* INSTRUCTION
Reproduce the data word for word from its first line through the line containing "351, 294, 372]", keeping both of those lines.

BEGIN PROVIDED MATERIAL

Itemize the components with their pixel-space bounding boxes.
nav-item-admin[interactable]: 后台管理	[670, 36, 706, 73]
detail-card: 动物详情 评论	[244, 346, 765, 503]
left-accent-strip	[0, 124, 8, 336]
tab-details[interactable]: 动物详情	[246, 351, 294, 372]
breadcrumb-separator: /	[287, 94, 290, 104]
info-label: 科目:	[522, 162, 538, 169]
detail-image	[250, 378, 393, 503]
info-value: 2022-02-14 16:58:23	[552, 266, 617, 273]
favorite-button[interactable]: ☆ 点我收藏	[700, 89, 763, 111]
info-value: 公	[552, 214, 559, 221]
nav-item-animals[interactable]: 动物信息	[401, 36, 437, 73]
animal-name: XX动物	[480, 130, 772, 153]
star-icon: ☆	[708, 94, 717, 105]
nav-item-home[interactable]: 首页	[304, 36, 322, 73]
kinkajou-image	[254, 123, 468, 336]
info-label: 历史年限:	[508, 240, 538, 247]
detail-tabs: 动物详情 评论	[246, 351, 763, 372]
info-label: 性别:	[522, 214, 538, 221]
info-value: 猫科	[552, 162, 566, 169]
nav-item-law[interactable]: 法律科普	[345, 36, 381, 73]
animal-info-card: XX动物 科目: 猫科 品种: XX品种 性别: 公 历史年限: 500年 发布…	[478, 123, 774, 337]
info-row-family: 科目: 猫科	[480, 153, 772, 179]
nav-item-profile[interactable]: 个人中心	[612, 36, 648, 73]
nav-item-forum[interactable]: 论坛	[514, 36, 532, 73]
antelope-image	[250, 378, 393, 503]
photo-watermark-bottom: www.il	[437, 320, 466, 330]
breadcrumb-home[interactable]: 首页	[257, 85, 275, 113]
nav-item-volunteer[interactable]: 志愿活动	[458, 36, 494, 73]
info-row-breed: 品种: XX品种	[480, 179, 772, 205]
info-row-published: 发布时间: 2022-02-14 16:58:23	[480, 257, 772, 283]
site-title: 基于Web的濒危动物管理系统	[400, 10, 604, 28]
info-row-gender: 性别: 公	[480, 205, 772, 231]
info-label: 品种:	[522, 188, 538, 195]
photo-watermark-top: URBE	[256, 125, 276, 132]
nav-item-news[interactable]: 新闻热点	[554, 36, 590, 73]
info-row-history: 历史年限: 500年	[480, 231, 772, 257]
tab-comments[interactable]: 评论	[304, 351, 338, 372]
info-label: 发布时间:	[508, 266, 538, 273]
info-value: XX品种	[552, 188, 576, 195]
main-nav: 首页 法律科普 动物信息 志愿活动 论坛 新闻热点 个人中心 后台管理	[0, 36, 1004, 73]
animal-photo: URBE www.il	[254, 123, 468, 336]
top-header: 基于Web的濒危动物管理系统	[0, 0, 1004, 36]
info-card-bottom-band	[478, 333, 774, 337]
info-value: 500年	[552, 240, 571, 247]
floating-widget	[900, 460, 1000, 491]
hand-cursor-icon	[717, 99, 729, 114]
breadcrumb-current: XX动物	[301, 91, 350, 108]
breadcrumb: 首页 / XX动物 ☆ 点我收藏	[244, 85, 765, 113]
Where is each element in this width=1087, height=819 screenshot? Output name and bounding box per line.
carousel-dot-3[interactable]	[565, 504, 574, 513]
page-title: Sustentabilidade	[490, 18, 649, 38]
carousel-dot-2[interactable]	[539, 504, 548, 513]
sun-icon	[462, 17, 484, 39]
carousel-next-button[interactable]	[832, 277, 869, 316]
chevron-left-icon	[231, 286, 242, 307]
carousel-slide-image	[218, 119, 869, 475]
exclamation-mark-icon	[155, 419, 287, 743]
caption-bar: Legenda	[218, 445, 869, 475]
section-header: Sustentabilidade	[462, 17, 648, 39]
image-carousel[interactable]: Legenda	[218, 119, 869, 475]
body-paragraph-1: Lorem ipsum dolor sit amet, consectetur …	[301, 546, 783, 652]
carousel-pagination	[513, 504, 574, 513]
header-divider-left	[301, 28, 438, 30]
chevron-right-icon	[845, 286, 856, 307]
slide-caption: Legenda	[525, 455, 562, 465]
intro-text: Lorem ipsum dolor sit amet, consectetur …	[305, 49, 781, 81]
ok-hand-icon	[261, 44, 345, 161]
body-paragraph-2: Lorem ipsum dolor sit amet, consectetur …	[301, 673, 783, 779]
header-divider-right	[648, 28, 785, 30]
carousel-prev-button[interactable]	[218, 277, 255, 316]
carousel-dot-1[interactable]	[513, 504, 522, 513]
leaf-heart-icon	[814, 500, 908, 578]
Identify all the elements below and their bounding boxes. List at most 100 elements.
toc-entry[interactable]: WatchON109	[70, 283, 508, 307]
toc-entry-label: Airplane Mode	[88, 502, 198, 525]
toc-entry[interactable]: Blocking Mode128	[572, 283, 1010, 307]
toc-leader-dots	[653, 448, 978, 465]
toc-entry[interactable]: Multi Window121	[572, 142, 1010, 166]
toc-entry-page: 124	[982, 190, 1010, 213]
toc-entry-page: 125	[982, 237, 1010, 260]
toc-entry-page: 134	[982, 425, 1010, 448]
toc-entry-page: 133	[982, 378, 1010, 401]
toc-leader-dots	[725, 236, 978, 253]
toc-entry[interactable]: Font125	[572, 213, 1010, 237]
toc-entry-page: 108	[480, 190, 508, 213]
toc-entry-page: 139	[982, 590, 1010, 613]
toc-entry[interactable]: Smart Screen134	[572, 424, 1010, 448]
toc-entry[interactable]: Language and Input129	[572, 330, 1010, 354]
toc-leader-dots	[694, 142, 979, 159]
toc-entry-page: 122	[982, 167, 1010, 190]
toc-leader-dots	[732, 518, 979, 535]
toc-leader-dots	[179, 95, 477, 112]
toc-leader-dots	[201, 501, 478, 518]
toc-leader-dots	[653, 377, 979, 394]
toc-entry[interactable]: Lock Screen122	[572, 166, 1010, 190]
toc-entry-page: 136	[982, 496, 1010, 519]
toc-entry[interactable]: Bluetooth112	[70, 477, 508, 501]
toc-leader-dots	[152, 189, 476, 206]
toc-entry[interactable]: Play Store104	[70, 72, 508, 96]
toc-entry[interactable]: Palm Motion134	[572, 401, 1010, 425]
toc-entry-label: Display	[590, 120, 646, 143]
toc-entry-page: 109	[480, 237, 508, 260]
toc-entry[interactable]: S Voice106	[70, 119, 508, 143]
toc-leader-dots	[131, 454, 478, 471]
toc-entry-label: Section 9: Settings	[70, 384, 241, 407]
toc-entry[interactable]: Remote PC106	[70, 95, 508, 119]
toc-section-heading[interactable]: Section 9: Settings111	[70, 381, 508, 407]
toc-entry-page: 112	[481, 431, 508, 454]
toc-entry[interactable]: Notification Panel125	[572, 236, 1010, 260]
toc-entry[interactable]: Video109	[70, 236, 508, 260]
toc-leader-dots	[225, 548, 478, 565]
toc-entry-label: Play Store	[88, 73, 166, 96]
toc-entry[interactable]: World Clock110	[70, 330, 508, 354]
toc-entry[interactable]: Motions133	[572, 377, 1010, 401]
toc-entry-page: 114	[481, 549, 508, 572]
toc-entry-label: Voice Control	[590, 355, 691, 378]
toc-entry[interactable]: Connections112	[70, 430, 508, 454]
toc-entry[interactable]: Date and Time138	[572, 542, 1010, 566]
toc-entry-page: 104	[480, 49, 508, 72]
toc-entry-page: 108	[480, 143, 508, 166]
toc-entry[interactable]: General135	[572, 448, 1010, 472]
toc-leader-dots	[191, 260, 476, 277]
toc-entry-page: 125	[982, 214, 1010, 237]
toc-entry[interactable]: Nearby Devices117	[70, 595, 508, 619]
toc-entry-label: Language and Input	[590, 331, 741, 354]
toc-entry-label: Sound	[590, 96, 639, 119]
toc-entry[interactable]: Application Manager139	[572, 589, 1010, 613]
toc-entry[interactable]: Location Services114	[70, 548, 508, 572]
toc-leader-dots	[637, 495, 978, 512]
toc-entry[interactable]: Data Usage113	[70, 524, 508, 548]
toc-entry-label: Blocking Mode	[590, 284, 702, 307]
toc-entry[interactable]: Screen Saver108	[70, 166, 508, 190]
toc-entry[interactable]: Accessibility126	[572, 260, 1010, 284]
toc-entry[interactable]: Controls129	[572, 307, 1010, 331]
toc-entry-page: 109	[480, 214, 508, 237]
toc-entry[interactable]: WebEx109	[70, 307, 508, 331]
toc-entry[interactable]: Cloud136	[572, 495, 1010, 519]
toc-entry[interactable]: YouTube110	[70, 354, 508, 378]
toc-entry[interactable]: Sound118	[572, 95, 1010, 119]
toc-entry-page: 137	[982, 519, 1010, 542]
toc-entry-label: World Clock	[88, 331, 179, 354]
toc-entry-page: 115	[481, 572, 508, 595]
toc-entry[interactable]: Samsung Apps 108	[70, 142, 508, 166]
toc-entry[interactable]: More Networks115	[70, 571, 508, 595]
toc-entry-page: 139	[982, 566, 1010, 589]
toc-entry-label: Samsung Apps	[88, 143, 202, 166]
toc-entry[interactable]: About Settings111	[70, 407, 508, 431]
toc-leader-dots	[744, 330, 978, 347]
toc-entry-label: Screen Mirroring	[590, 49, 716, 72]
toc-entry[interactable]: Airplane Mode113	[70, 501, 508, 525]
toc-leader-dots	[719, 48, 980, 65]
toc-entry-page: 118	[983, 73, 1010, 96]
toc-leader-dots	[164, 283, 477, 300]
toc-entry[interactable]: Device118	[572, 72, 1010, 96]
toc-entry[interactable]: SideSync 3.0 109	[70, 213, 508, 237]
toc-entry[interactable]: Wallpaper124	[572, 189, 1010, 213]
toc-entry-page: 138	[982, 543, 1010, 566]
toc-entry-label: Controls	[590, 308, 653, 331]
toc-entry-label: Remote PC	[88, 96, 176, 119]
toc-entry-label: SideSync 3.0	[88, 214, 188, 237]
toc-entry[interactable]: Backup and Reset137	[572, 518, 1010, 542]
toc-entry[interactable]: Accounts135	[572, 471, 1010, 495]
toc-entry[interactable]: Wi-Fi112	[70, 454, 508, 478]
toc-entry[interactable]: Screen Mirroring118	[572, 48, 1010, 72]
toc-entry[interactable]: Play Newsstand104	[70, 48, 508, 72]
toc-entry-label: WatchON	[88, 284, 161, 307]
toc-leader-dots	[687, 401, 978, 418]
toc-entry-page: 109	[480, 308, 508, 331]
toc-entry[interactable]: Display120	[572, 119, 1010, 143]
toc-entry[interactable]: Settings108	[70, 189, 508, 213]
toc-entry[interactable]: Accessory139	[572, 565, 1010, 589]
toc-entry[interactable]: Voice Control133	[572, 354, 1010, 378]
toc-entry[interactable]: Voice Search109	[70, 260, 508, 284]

END PROVIDED MATERIAL

* RESULT OF THIS EXERCISE
Itemize the components with their pixel-space bounding boxes.
nav-item-admin[interactable]: 后台管理	[670, 36, 706, 73]
detail-card: 动物详情 评论	[244, 346, 765, 503]
left-accent-strip	[0, 124, 8, 336]
tab-details[interactable]: 动物详情	[246, 351, 294, 372]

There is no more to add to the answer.